## Prompt
Identify all lines in the listing that include the word "ACRYLATE", and copy them out.

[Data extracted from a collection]
┏━━
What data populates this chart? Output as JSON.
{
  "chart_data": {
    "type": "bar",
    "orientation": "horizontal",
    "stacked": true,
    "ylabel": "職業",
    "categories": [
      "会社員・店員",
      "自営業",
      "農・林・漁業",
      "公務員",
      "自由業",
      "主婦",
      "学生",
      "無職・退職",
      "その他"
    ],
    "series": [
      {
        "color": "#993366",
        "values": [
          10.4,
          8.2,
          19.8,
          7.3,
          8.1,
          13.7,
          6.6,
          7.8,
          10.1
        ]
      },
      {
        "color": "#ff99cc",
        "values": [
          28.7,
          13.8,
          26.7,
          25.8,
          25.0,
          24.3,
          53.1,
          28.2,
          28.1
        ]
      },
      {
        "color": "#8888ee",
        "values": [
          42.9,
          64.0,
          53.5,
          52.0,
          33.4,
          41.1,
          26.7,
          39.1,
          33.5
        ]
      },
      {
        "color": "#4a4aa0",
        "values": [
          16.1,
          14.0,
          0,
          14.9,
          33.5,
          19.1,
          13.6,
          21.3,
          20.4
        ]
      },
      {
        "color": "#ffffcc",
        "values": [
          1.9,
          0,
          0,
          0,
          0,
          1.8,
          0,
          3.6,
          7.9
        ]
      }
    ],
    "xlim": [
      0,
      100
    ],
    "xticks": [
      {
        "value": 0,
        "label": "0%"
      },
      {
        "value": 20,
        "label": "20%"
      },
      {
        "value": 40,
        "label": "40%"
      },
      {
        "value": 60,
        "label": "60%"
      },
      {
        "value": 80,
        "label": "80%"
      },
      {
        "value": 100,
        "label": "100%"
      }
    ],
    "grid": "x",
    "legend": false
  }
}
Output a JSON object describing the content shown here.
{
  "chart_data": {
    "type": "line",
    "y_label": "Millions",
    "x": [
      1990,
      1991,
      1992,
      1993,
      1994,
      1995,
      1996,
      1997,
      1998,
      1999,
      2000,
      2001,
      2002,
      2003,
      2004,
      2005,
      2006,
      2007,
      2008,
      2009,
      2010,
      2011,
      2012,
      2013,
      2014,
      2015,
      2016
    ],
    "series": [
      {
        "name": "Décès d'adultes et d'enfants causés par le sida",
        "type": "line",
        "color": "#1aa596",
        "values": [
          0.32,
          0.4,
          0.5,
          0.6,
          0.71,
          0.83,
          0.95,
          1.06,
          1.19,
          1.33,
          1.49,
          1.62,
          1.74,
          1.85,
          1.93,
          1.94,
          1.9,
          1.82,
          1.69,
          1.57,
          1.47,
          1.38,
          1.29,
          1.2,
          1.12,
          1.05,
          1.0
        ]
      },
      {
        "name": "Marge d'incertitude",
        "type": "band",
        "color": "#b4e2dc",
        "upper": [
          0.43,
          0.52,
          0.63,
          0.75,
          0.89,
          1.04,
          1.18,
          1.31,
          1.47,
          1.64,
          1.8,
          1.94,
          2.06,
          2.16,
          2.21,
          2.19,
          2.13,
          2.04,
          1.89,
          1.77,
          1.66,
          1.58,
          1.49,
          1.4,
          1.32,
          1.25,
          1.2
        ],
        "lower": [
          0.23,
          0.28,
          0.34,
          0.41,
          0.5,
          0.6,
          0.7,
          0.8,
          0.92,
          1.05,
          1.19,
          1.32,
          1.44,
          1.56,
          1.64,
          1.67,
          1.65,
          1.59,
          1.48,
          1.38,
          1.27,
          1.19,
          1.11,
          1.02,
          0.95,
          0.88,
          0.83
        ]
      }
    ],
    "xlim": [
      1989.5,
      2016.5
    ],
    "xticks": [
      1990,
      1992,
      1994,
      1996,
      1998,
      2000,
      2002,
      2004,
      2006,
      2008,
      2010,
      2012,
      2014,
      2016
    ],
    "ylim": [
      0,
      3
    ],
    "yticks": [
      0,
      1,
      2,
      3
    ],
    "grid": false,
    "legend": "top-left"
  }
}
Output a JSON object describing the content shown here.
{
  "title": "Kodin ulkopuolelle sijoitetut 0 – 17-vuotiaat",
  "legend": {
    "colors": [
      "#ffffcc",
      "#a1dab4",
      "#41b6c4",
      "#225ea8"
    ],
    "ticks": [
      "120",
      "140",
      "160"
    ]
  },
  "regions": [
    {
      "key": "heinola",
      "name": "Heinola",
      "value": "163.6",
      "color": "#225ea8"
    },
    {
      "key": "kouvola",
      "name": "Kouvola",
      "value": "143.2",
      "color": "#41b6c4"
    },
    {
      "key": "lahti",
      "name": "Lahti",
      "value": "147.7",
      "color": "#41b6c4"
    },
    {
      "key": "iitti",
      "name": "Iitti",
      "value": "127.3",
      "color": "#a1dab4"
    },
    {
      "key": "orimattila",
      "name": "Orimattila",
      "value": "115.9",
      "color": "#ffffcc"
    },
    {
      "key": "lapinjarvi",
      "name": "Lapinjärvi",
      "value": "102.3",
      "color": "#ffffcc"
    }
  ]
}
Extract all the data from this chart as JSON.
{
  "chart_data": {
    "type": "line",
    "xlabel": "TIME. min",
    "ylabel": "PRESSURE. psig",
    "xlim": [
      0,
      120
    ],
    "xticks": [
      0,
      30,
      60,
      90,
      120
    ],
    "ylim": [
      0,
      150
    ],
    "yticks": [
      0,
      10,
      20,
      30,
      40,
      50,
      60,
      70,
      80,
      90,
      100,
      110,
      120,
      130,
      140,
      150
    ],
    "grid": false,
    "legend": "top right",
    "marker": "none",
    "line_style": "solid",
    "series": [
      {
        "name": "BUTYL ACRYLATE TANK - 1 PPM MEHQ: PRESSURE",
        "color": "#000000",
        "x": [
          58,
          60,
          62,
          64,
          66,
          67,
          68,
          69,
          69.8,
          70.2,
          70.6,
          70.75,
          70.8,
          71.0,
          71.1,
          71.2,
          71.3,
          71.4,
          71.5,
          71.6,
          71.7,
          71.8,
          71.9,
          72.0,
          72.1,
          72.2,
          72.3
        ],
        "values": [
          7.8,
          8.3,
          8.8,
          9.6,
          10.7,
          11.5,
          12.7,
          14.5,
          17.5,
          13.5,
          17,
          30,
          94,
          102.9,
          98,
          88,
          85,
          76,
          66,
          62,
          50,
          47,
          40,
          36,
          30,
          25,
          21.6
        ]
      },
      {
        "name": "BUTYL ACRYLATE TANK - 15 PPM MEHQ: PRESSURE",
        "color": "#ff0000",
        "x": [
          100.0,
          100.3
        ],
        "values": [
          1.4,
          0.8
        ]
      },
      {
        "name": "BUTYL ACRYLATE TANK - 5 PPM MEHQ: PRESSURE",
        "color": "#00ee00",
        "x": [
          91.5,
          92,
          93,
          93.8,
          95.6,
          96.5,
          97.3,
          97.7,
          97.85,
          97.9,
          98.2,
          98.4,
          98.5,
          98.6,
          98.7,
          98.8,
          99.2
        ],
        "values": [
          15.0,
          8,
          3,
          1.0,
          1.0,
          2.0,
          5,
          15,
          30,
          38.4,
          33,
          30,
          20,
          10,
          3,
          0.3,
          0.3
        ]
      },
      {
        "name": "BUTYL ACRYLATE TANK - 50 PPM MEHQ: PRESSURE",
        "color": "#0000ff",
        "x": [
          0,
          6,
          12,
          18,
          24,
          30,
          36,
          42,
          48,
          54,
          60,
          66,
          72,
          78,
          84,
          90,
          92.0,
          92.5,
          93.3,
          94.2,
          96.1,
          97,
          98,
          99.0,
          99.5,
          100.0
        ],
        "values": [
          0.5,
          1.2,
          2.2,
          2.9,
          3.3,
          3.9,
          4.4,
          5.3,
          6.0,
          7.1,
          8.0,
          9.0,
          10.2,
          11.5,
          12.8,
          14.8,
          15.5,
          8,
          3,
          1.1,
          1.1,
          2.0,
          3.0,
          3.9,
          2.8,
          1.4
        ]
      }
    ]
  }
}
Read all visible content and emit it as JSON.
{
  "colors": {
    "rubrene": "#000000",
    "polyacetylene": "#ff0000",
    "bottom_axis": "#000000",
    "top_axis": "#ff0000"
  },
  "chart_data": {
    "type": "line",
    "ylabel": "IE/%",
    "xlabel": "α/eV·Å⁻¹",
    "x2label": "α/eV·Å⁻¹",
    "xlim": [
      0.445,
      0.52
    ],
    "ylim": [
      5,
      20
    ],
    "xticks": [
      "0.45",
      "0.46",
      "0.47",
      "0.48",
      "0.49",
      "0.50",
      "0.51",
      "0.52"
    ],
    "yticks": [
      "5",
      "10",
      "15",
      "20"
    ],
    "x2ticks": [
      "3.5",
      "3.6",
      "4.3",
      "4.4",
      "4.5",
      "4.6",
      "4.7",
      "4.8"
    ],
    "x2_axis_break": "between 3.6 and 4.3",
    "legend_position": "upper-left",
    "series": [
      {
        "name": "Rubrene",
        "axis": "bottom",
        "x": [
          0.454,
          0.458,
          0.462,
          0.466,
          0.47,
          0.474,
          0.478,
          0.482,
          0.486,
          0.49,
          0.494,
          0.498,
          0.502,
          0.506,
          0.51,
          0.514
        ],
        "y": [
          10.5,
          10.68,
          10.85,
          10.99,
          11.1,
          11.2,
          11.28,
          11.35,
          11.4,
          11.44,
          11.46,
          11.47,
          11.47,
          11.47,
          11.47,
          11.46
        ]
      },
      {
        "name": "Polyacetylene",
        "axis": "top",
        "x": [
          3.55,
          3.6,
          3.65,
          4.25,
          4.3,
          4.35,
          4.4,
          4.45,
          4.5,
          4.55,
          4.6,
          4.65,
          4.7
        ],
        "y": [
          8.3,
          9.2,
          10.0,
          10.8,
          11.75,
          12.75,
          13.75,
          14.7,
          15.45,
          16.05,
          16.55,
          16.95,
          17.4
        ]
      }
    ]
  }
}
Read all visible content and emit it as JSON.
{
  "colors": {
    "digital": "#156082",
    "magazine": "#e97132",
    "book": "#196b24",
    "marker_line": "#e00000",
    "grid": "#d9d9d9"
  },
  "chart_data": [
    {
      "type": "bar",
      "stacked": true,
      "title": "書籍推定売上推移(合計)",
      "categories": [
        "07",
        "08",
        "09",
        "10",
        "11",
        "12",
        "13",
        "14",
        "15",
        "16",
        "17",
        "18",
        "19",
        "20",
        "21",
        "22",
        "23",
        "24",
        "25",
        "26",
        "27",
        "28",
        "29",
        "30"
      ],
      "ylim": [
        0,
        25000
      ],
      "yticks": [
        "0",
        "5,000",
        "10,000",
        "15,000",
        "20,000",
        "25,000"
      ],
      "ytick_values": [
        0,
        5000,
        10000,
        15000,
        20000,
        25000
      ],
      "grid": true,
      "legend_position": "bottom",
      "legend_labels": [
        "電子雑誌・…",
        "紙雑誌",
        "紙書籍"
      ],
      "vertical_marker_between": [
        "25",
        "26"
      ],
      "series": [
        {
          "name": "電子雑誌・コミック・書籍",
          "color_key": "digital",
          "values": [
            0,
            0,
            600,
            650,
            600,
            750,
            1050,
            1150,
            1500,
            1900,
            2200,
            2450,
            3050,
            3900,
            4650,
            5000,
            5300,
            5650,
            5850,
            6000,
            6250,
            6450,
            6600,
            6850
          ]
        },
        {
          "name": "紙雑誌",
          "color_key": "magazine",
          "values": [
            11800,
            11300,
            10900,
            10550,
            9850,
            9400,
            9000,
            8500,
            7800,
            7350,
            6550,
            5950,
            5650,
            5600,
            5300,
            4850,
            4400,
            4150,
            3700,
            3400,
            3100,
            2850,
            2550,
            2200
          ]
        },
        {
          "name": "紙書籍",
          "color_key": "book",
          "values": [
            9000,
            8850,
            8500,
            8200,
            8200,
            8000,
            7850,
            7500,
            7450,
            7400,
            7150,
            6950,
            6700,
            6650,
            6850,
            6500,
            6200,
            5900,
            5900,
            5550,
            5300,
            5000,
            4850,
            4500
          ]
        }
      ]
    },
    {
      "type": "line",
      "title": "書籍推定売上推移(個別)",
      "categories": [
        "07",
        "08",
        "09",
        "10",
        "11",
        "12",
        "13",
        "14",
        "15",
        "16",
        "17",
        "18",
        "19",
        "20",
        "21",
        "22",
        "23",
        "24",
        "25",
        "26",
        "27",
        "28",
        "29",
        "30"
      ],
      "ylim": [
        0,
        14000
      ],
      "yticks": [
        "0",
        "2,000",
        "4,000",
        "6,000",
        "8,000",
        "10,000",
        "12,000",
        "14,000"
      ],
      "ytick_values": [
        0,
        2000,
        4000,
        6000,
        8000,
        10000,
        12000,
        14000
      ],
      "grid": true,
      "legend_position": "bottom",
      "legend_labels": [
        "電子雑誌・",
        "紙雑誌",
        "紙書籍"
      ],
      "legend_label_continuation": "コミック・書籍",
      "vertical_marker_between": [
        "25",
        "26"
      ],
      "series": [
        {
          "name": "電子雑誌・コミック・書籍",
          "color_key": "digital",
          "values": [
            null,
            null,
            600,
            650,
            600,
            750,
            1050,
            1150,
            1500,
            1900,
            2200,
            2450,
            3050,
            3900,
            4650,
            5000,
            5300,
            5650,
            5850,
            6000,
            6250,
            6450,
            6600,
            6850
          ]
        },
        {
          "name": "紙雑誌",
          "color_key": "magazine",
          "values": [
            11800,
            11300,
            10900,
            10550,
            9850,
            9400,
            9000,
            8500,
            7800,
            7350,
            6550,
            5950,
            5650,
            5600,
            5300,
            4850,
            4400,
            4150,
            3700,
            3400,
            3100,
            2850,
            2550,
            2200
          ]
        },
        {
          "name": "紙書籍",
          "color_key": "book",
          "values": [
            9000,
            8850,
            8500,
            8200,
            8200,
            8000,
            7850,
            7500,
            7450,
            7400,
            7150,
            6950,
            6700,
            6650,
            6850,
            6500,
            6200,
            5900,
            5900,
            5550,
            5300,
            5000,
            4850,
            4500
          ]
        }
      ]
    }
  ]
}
┗━━
## Response to the exercise
        "name": "BUTYL ACRYLATE TANK - 1 PPM MEHQ: PRESSURE",
        "name": "BUTYL ACRYLATE TANK - 15 PPM MEHQ: PRESSURE",
        "name": "BUTYL ACRYLATE TANK - 5 PPM MEHQ: PRESSURE",
        "name": "BUTYL ACRYLATE TANK - 50 PPM MEHQ: PRESSURE",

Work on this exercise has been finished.